_Excerpt:_

[Samba] smbclient broken after update

Rowland Penny rowlandpenny at googlemail.com
Mon Mar 3 03:54:00 MST 2014


On 03/03/14 09:44, Peter Serbe wrote:
> Dear all,
>
> Desite of being pretty reluctant to reinstall something broken,
> I took the hard way, and did reinstall the machine from ground
> up. Even with all the information on the wiki and on the list
> here, it was not exactly an easy undertaking. Hence I will share
> my observations. Hopefully it may helf others...
>
> The first pitfall was the installation of lxde. The server is
> at the time of the writing my only *nix machine. It is a pretty
> powerful one, and hence I wanted to have the graphical surface
> on it. At least on Debian (here: Jessie) some crap is being
> installed with lxde. Therefore the first step should be:
>
> apt-get remove network-manager

No need to remove this, just use it to set the ipv4 settings to manual 
and enter your static settings.

> apt-get remove avahi

This is because you use .local for your realm name

> apt-get install acpi-support
>
> While the first is obvious, the second is a big trap. It seems
> to break the DNS update mechanism from Samba4 AD to Bind9. It
> took me hours to find out... The acpi-support package is not
> related to Samba, but might be helpful anyway. *)
>
> First I installed Bind 9.9.5 from the sources. The wiki
> information on how to do that is quite good. I run bind in an
> restriced user account "named". Later a bit of fiddling is
> necessary to find all the files and directories in
> /usr/local/samba, where one needs to add access for the
> user "named". It would have loved to give the exact locations,
> but by that time it was about 3am, and after so many hours
> of hacking my notes got a bit sparse... :-( It would be
> great to have the exact requirements in the wiki however.

Fairly easy to compile and install bind9 yourself on debian:

Install all required dependencies
install bind9 with apt-get
remove bind9 with apt-get
this will leave you with all the required configuration files!

Get the bind tarball from ftp://ftp.isc.org/isc
Untar said tarball
Now compile it using this configure line:

./configure --prefix=/usr --mandir=/usr/share/man 
--infodir=/usr/share/info --sysconfdir=/etc/bind --localstatedir=/var 
--enable-threads --enable-largefile --with-libtool --enable-shared 
--enable-static --with-openssl=/usr --with-gssapi=/usr  
--with-dlopen=yes --with-gnu-ld --enable-ipv6 
CFLAGS='-fno-strict-aliasing -DDIG_SIGCHASE -O2' 
LDFLAGS='-Wl,-Bsymbolic-functions -Wl,-z,relro' 
CPPFLAGS='-D_FORTIFY_SOURCE=2'

>
> Once bind works perfectly it is time to install all the
> samba and its requirements. First I used the restored git
> repository from my first samba installation. All the
> configure/make/make install seems to run smoth, but the
> provisioning failed while filling the internal database.

_Instruction 1:_ Output the passage of the Samba mailing-list post from "[Samba] smbclient broken" up to and including "may helf others...".
_Instruction 2:_ Render this sentence from the Samba mailing-list post into Spanish: "The acpi-support package is not related to Samba, but might be helpful anyway."
_Instruction 3:_ According to the Samba mailing-list post, why should bind9 first be installed and then removed with apt-get before compiling it from the tarball?
Draw solely on the Samba mailing-list post for what follows.

_Supplied information:_
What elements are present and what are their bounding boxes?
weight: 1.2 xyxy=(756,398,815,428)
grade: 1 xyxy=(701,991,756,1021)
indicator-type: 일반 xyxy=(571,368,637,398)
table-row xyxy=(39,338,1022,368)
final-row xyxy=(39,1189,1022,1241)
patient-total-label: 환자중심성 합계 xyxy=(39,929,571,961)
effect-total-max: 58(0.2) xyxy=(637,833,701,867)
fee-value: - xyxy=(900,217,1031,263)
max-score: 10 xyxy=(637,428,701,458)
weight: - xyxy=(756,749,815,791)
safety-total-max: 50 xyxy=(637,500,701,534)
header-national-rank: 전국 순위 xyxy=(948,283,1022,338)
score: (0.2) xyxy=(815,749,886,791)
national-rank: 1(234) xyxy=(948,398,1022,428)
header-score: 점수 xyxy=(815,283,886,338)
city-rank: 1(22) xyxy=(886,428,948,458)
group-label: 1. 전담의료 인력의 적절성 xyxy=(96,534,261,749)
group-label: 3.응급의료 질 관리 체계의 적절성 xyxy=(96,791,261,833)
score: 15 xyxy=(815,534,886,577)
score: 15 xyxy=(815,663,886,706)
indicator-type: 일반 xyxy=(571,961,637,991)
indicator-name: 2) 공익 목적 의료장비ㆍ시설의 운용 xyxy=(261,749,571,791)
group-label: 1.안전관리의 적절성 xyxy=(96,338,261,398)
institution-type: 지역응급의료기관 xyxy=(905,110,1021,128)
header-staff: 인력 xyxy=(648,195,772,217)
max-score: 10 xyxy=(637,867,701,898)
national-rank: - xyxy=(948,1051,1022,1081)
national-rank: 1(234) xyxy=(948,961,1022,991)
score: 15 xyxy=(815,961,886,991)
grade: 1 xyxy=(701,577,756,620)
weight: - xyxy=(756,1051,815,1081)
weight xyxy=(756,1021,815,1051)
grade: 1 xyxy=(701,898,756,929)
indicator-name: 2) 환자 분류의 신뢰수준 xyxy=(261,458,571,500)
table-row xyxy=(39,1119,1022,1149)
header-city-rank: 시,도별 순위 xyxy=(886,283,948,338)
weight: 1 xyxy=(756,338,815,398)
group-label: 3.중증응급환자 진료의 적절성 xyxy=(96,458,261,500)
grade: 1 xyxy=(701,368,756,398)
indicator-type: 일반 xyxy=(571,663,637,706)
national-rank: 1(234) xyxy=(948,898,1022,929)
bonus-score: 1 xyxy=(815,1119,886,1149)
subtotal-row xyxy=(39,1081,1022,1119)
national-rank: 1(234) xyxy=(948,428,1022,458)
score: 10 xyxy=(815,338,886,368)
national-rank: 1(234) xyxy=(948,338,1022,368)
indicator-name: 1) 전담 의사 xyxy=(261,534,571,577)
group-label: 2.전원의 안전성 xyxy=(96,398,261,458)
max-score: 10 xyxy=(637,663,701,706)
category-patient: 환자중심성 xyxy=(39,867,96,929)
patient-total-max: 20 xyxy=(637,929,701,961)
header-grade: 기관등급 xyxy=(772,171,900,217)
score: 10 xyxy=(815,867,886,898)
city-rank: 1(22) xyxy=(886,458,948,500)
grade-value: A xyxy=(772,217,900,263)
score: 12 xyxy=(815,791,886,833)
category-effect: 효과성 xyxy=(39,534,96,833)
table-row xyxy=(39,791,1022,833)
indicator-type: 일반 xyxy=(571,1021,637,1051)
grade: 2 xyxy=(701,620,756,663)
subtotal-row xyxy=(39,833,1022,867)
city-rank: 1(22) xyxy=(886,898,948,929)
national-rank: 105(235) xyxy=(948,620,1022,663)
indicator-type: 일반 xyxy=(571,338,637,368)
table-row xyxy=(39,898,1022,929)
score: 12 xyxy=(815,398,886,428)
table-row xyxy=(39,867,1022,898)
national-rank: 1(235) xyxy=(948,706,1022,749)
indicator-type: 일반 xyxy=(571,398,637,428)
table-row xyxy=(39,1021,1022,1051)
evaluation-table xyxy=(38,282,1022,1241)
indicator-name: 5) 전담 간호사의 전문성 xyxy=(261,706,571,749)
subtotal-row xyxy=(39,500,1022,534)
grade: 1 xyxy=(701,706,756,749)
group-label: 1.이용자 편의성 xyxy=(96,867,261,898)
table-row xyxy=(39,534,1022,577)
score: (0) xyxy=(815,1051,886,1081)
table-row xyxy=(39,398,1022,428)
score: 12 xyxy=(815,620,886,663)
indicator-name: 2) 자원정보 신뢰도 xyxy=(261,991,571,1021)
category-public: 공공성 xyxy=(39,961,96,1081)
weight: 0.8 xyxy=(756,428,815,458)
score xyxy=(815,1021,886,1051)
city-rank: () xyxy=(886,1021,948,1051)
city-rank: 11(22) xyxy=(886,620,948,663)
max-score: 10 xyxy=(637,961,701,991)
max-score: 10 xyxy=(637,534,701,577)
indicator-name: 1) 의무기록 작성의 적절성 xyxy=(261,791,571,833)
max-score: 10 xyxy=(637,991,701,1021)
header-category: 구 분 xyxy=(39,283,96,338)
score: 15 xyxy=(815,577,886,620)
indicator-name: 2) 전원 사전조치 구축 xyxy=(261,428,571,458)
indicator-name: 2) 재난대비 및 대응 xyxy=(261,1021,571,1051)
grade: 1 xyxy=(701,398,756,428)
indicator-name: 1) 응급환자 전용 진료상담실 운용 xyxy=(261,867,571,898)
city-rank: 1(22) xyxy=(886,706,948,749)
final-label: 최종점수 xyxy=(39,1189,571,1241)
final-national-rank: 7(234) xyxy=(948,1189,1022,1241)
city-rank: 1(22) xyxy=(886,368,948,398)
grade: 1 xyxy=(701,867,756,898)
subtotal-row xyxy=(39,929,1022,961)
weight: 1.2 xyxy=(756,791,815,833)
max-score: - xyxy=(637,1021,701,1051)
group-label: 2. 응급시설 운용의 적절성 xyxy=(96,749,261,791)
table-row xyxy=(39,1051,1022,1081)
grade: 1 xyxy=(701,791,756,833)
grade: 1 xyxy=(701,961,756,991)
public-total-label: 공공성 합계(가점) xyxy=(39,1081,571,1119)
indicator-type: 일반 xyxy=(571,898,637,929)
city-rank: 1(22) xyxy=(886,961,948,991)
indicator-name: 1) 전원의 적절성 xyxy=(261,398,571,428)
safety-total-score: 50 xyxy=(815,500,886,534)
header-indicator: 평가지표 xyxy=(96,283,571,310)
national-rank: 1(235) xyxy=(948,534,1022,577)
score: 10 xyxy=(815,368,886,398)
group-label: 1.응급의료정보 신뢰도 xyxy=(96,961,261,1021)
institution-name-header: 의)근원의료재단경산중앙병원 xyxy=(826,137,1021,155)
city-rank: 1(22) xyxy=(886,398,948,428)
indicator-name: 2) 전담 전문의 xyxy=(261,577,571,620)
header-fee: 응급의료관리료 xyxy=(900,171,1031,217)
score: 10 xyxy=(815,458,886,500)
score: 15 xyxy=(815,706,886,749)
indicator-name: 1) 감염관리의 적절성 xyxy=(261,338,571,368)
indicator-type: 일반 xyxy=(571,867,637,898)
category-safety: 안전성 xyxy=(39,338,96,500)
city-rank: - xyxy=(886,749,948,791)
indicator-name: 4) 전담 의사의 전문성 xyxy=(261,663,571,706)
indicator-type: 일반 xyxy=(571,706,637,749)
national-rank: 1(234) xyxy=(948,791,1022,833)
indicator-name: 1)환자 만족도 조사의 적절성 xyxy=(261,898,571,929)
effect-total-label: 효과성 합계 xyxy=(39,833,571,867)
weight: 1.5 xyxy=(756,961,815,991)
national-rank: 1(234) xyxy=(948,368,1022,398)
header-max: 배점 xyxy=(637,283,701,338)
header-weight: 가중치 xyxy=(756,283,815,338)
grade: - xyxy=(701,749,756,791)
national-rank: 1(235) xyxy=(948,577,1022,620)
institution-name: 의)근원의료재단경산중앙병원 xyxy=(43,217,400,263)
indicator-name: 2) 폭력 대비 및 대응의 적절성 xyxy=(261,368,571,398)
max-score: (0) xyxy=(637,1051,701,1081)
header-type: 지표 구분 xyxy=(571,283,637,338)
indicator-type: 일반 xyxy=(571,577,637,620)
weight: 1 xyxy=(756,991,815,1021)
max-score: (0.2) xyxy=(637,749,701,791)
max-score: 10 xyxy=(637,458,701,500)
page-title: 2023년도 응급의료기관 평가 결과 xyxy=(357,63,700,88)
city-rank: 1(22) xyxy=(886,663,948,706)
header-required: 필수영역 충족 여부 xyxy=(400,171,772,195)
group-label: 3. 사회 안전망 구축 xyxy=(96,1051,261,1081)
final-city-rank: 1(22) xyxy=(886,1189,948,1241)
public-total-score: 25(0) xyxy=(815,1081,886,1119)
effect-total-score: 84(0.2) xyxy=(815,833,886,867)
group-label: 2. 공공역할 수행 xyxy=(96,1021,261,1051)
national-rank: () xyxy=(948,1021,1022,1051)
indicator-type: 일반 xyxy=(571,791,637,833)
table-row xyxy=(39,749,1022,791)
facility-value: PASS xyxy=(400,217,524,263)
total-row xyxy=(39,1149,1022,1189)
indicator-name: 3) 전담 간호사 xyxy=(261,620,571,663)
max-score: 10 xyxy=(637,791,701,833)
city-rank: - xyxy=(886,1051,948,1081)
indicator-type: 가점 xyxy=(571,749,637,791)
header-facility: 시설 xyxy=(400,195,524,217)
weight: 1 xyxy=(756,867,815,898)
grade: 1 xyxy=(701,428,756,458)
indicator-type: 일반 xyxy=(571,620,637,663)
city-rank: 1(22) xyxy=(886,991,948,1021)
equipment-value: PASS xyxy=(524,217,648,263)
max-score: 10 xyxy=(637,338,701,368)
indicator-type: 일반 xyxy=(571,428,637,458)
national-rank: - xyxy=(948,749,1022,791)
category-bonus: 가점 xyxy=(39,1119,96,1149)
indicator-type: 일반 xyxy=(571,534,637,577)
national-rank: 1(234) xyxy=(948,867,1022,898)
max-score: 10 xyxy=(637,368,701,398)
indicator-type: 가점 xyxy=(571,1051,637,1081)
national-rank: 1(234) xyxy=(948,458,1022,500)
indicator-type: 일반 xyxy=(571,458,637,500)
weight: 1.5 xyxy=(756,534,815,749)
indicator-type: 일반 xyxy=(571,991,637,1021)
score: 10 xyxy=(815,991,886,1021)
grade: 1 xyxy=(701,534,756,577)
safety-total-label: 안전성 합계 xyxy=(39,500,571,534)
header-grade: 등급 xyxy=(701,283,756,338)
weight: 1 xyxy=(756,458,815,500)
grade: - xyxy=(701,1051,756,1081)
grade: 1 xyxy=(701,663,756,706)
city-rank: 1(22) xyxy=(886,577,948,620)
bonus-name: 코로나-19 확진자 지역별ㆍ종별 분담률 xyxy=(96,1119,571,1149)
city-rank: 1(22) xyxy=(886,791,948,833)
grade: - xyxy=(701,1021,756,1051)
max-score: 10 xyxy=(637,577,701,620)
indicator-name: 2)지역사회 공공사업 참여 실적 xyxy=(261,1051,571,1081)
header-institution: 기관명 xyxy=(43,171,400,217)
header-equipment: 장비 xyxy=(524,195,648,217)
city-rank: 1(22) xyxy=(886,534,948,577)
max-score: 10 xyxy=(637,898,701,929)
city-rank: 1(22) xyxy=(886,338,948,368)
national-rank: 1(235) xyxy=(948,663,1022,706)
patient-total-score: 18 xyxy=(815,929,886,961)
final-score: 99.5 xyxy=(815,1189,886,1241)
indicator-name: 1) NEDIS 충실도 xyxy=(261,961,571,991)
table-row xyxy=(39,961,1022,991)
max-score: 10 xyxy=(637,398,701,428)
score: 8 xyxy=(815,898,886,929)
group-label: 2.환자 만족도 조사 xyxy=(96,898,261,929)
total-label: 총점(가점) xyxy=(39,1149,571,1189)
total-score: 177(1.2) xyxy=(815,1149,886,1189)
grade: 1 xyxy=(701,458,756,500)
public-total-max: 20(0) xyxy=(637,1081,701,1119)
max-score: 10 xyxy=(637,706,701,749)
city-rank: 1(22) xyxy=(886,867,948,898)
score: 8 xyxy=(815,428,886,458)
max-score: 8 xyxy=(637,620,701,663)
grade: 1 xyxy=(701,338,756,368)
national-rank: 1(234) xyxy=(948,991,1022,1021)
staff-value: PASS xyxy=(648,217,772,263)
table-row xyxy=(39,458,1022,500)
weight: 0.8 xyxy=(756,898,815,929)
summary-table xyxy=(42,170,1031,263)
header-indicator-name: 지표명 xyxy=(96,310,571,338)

_Correct result 1:_
[Samba] smbclient broken after update

Rowland Penny rowlandpenny at googlemail.com
Mon Mar 3 03:54:00 MST 2014


On 03/03/14 09:44, Peter Serbe wrote:
> Dear all,
>
> Desite of being pretty reluctant to reinstall something broken,
> I took the hard way, and did reinstall the machine from ground
> up. Even with all the information on the wiki and on the list
> here, it was not exactly an easy undertaking. Hence I will share
> my observations. Hopefully it may helf others...

_Correct result 2:_ El paquete acpi-support no está relacionado con Samba, pero podría ser útil de todos modos.

_Correct result 3:_ Installing and then removing bind9 with apt-get leaves behind all the required configuration files.